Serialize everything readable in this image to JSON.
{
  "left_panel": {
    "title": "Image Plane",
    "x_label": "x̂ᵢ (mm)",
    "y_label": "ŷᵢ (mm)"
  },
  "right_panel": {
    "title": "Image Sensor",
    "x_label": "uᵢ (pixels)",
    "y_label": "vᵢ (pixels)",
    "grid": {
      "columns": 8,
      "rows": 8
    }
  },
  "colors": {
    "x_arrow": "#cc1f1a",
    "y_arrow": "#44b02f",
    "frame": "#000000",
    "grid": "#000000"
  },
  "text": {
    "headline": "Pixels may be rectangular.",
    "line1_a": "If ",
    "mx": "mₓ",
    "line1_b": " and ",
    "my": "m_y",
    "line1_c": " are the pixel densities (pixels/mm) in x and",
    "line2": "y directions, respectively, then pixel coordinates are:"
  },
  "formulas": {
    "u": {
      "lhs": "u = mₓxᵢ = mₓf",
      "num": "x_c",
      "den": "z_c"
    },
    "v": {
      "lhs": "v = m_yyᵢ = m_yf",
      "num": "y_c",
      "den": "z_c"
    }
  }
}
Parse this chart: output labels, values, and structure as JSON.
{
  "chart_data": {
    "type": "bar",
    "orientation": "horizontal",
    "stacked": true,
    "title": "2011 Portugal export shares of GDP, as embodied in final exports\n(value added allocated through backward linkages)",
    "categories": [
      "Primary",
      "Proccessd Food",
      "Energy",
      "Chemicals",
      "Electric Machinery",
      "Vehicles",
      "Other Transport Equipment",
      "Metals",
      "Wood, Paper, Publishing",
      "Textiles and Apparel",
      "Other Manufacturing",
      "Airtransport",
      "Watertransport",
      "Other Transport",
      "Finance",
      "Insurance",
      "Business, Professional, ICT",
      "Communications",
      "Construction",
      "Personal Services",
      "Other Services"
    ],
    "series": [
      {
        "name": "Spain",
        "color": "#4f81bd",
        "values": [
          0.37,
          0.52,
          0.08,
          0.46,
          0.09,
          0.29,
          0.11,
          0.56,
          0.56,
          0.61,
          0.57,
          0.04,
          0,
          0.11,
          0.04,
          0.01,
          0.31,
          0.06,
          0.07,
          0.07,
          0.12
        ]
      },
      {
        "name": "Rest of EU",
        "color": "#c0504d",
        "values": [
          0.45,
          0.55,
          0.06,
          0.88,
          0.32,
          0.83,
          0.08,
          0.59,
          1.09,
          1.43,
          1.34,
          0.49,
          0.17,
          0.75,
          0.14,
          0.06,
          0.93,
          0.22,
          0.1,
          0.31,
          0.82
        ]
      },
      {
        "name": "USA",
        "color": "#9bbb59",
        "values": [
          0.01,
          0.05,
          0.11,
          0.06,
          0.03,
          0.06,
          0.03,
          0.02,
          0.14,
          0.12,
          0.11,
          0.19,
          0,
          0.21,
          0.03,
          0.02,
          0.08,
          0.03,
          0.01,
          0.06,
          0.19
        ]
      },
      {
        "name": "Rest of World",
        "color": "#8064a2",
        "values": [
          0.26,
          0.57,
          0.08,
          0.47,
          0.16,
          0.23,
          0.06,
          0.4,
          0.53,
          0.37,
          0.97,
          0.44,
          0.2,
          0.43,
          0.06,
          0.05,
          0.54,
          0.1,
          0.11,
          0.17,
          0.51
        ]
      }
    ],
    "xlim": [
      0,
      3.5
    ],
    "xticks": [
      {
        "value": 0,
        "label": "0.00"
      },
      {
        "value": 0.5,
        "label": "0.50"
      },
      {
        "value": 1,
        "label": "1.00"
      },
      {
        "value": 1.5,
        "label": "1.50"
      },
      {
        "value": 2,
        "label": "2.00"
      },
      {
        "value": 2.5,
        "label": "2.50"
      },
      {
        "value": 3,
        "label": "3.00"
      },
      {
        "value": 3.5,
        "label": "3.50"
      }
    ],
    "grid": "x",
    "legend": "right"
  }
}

● Written exercise:
From the records above, extract each line exactly as shown.

● Task response:
Serialize everything readable in this image to JSON.
{
  "left_panel": {
    "title": "Image Plane",
    "x_label": "x̂ᵢ (mm)",
    "y_label": "ŷᵢ (mm)"
  },
  "right_panel": {
    "title": "Image Sensor",
    "x_label": "uᵢ (pixels)",
    "y_label": "vᵢ (pixels)",
    "grid": {
      "columns": 8,
      "rows": 8
    }
  },
  "colors": {
    "x_arrow": "#cc1f1a",
    "y_arrow": "#44b02f",
    "frame": "#000000",
    "grid": "#000000"
  },
  "text": {
    "headline": "Pixels may be rectangular.",
    "line1_a": "If ",
    "mx": "mₓ",
    "line1_b": " and ",
    "my": "m_y",
    "line1_c": " are the pixel densities (pixels/mm) in x and",
    "line2": "y directions, respectively, then pixel coordinates are:"
  },
  "formulas": {
    "u": {
      "lhs": "u = mₓxᵢ = mₓf",
      "num": "x_c",
      "den": "z_c"
    },
    "v": {
      "lhs": "v = m_yyᵢ = m_yf",
      "num": "y_c",
      "den": "z_c"
    }
  }
}
Parse this chart: output labels, values, and structure as JSON.
{
  "chart_data": {
    "type": "bar",
    "orientation": "horizontal",
    "stacked": true,
    "title": "2011 Portugal export shares of GDP, as embodied in final exports\n(value added allocated through backward linkages)",
    "categories": [
      "Primary",
      "Proccessd Food",
      "Energy",
      "Chemicals",
      "Electric Machinery",
      "Vehicles",
      "Other Transport Equipment",
      "Metals",
      "Wood, Paper, Publishing",
      "Textiles and Apparel",
      "Other Manufacturing",
      "Airtransport",
      "Watertransport",
      "Other Transport",
      "Finance",
      "Insurance",
      "Business, Professional, ICT",
      "Communications",
      "Construction",
      "Personal Services",
      "Other Services"
    ],
    "series": [
      {
        "name": "Spain",
        "color": "#4f81bd",
        "values": [
          0.37,
          0.52,
          0.08,
          0.46,
          0.09,
          0.29,
          0.11,
          0.56,
          0.56,
          0.61,
          0.57,
          0.04,
          0,
          0.11,
          0.04,
          0.01,
          0.31,
          0.06,
          0.07,
          0.07,
          0.12
        ]
      },
      {
        "name": "Rest of EU",
        "color": "#c0504d",
        "values": [
          0.45,
          0.55,
          0.06,
          0.88,
          0.32,
          0.83,
          0.08,
          0.59,
          1.09,
          1.43,
          1.34,
          0.49,
          0.17,
          0.75,
          0.14,
          0.06,
          0.93,
          0.22,
          0.1,
          0.31,
          0.82
        ]
      },
      {
        "name": "USA",
        "color": "#9bbb59",
        "values": [
          0.01,
          0.05,
          0.11,
          0.06,
          0.03,
          0.06,
          0.03,
          0.02,
          0.14,
          0.12,
          0.11,
          0.19,
          0,
          0.21,
          0.03,
          0.02,
          0.08,
          0.03,
          0.01,
          0.06,
          0.19
        ]
      },
      {
        "name": "Rest of World",
        "color": "#8064a2",
        "values": [
          0.26,
          0.57,
          0.08,
          0.47,
          0.16,
          0.23,
          0.06,
          0.4,
          0.53,
          0.37,
          0.97,
          0.44,
          0.2,
          0.43,
          0.06,
          0.05,
          0.54,
          0.1,
          0.11,
          0.17,
          0.51
        ]
      }
    ],
    "xlim": [
      0,
      3.5
    ],
    "xticks": [
      {
        "value": 0,
        "label": "0.00"
      },
      {
        "value": 0.5,
        "label": "0.50"
      },
      {
        "value": 1,
        "label": "1.00"
      },
      {
        "value": 1.5,
        "label": "1.50"
      },
      {
        "value": 2,
        "label": "2.00"
      },
      {
        "value": 2.5,
        "label": "2.50"
      },
      {
        "value": 3,
        "label": "3.00"
      },
      {
        "value": 3.5,
        "label": "3.50"
      }
    ],
    "grid": "x",
    "legend": "right"
  }
}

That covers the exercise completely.